GIVEN EXERCISE: Take the data below and repeat it exactly.

DATASET RECORDS:
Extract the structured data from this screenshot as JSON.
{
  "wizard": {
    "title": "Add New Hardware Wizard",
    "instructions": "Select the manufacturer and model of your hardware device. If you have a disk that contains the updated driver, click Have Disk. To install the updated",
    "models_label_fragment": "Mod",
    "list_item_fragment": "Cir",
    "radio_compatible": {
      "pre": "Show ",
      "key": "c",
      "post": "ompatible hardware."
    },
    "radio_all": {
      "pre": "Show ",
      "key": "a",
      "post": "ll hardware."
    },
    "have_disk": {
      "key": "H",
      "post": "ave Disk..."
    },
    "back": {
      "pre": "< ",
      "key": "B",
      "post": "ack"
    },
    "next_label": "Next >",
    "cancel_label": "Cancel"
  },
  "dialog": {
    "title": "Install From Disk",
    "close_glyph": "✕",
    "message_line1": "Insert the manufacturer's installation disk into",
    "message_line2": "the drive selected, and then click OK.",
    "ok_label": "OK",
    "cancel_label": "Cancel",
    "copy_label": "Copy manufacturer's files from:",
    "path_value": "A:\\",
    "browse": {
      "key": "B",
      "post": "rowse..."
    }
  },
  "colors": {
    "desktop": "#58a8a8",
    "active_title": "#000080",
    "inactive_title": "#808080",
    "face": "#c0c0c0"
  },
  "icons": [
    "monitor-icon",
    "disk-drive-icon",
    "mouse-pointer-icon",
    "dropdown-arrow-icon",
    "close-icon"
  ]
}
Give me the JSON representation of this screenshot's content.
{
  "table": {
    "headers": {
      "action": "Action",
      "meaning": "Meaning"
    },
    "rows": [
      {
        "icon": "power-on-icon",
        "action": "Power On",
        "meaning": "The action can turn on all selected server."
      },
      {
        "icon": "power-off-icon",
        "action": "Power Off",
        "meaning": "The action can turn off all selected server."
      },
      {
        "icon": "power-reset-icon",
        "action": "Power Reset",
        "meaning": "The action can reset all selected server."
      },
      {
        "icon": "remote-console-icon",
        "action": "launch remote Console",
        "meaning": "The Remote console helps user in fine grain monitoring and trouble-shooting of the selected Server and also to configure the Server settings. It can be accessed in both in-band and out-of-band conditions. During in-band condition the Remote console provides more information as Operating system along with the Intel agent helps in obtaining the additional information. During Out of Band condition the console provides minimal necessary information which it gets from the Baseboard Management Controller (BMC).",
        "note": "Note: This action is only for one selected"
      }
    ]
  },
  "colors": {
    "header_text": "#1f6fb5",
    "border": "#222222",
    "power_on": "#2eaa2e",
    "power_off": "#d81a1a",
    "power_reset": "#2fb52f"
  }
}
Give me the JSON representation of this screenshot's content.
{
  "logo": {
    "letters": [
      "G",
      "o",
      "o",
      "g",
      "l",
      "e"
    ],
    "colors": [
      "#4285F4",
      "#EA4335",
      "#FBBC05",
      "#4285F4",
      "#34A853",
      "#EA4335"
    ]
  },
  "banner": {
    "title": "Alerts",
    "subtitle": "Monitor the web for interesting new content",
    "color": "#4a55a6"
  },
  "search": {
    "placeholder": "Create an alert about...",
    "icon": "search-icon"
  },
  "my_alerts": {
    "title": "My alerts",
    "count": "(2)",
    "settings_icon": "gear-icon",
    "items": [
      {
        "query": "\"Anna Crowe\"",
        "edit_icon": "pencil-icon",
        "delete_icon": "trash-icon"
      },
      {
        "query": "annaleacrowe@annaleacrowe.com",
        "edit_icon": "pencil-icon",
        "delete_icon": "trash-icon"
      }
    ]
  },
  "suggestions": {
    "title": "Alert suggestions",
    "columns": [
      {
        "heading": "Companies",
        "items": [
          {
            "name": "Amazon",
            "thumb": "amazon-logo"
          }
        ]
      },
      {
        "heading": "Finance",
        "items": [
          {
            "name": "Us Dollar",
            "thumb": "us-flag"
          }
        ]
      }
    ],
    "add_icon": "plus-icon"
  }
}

COMPLETE RESPONSE:
Extract the structured data from this screenshot as JSON.
{
  "wizard": {
    "title": "Add New Hardware Wizard",
    "instructions": "Select the manufacturer and model of your hardware device. If you have a disk that contains the updated driver, click Have Disk. To install the updated",
    "models_label_fragment": "Mod",
    "list_item_fragment": "Cir",
    "radio_compatible": {
      "pre": "Show ",
      "key": "c",
      "post": "ompatible hardware."
    },
    "radio_all": {
      "pre": "Show ",
      "key": "a",
      "post": "ll hardware."
    },
    "have_disk": {
      "key": "H",
      "post": "ave Disk..."
    },
    "back": {
      "pre": "< ",
      "key": "B",
      "post": "ack"
    },
    "next_label": "Next >",
    "cancel_label": "Cancel"
  },
  "dialog": {
    "title": "Install From Disk",
    "close_glyph": "✕",
    "message_line1": "Insert the manufacturer's installation disk into",
    "message_line2": "the drive selected, and then click OK.",
    "ok_label": "OK",
    "cancel_label": "Cancel",
    "copy_label": "Copy manufacturer's files from:",
    "path_value": "A:\\",
    "browse": {
      "key": "B",
      "post": "rowse..."
    }
  },
  "colors": {
    "desktop": "#58a8a8",
    "active_title": "#000080",
    "inactive_title": "#808080",
    "face": "#c0c0c0"
  },
  "icons": [
    "monitor-icon",
    "disk-drive-icon",
    "mouse-pointer-icon",
    "dropdown-arrow-icon",
    "close-icon"
  ]
}
Give me the JSON representation of this screenshot's content.
{
  "table": {
    "headers": {
      "action": "Action",
      "meaning": "Meaning"
    },
    "rows": [
      {
        "icon": "power-on-icon",
        "action": "Power On",
        "meaning": "The action can turn on all selected server."
      },
      {
        "icon": "power-off-icon",
        "action": "Power Off",
        "meaning": "The action can turn off all selected server."
      },
      {
        "icon": "power-reset-icon",
        "action": "Power Reset",
        "meaning": "The action can reset all selected server."
      },
      {
        "icon": "remote-console-icon",
        "action": "launch remote Console",
        "meaning": "The Remote console helps user in fine grain monitoring and trouble-shooting of the selected Server and also to configure the Server settings. It can be accessed in both in-band and out-of-band conditions. During in-band condition the Remote console provides more information as Operating system along with the Intel agent helps in obtaining the additional information. During Out of Band condition the console provides minimal necessary information which it gets from the Baseboard Management Controller (BMC).",
        "note": "Note: This action is only for one selected"
      }
    ]
  },
  "colors": {
    "header_text": "#1f6fb5",
    "border": "#222222",
    "power_on": "#2eaa2e",
    "power_off": "#d81a1a",
    "power_reset": "#2fb52f"
  }
}
Give me the JSON representation of this screenshot's content.
{
  "logo": {
    "letters": [
      "G",
      "o",
      "o",
      "g",
      "l",
      "e"
    ],
    "colors": [
      "#4285F4",
      "#EA4335",
      "#FBBC05",
      "#4285F4",
      "#34A853",
      "#EA4335"
    ]
  },
  "banner": {
    "title": "Alerts",
    "subtitle": "Monitor the web for interesting new content",
    "color": "#4a55a6"
  },
  "search": {
    "placeholder": "Create an alert about...",
    "icon": "search-icon"
  },
  "my_alerts": {
    "title": "My alerts",
    "count": "(2)",
    "settings_icon": "gear-icon",
    "items": [
      {
        "query": "\"Anna Crowe\"",
        "edit_icon": "pencil-icon",
        "delete_icon": "trash-icon"
      },
      {
        "query": "annaleacrowe@annaleacrowe.com",
        "edit_icon": "pencil-icon",
        "delete_icon": "trash-icon"
      }
    ]
  },
  "suggestions": {
    "title": "Alert suggestions",
    "columns": [
      {
        "heading": "Companies",
        "items": [
          {
            "name": "Amazon",
            "thumb": "amazon-logo"
          }
        ]
      },
      {
        "heading": "Finance",
        "items": [
          {
            "name": "Us Dollar",
            "thumb": "us-flag"
          }
        ]
      }
    ],
    "add_icon": "plus-icon"
  }
}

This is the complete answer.